**EXTRACTED ENTRIES:**
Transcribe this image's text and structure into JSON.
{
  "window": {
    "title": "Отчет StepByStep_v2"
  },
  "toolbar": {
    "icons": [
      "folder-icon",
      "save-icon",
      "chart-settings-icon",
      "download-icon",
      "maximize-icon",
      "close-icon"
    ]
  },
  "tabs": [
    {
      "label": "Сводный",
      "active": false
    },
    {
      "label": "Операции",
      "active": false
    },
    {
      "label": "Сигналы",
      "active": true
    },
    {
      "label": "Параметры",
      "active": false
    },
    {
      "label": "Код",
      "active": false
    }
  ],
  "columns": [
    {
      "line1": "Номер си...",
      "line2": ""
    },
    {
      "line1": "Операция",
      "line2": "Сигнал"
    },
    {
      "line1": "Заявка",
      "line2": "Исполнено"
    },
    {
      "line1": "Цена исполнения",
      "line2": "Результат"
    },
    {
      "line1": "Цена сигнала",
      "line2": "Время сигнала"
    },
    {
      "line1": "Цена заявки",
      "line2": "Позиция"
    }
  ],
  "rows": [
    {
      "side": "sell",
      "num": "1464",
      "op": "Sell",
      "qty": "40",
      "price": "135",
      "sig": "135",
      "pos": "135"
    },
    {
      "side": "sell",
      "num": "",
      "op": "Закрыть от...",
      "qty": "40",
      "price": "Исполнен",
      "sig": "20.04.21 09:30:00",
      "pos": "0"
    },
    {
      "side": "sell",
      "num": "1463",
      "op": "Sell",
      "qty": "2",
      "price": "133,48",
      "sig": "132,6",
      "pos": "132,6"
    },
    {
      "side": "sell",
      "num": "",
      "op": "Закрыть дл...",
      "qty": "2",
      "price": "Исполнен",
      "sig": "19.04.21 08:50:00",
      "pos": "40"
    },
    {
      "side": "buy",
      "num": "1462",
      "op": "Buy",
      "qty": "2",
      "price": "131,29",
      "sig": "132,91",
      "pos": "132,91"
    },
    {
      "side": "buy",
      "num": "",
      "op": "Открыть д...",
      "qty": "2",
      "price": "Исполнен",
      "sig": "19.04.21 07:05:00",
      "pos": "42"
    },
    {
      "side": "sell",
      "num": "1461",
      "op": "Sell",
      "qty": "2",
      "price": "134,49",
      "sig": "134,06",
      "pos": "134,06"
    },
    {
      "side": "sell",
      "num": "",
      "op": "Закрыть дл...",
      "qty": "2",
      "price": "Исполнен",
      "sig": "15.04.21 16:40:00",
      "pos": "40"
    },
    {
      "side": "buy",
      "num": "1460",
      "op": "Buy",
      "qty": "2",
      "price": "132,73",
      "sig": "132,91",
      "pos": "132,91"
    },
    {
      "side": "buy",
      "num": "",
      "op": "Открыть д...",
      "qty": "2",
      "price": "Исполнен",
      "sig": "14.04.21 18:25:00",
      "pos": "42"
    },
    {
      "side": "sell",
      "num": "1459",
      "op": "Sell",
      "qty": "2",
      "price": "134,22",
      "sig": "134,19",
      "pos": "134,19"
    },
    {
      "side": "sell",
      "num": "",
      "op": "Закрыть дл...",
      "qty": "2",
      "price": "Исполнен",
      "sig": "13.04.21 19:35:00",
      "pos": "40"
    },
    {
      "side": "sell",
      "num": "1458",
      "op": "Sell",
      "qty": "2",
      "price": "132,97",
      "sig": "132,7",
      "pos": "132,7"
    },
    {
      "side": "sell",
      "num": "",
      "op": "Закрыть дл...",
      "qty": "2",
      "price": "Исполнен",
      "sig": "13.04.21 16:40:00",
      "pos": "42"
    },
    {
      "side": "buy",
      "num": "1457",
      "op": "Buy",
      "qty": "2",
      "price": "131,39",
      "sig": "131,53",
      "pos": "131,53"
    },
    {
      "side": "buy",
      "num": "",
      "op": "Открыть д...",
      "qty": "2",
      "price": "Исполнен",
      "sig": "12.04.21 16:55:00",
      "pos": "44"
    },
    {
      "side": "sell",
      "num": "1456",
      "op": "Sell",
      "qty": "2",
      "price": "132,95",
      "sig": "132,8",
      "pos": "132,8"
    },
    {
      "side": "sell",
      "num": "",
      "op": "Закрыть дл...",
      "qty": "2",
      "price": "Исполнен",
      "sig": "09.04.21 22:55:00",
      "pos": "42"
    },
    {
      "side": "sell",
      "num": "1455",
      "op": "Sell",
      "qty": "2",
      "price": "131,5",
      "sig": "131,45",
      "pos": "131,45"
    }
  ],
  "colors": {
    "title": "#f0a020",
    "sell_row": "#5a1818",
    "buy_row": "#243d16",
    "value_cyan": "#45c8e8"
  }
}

**EXERCISE INSTRUCTIONS:** Extract from the data every line where "сигнала" shows up.

**SOLUTION:**
      "line1": "Цена сигнала",
      "line2": "Время сигнала"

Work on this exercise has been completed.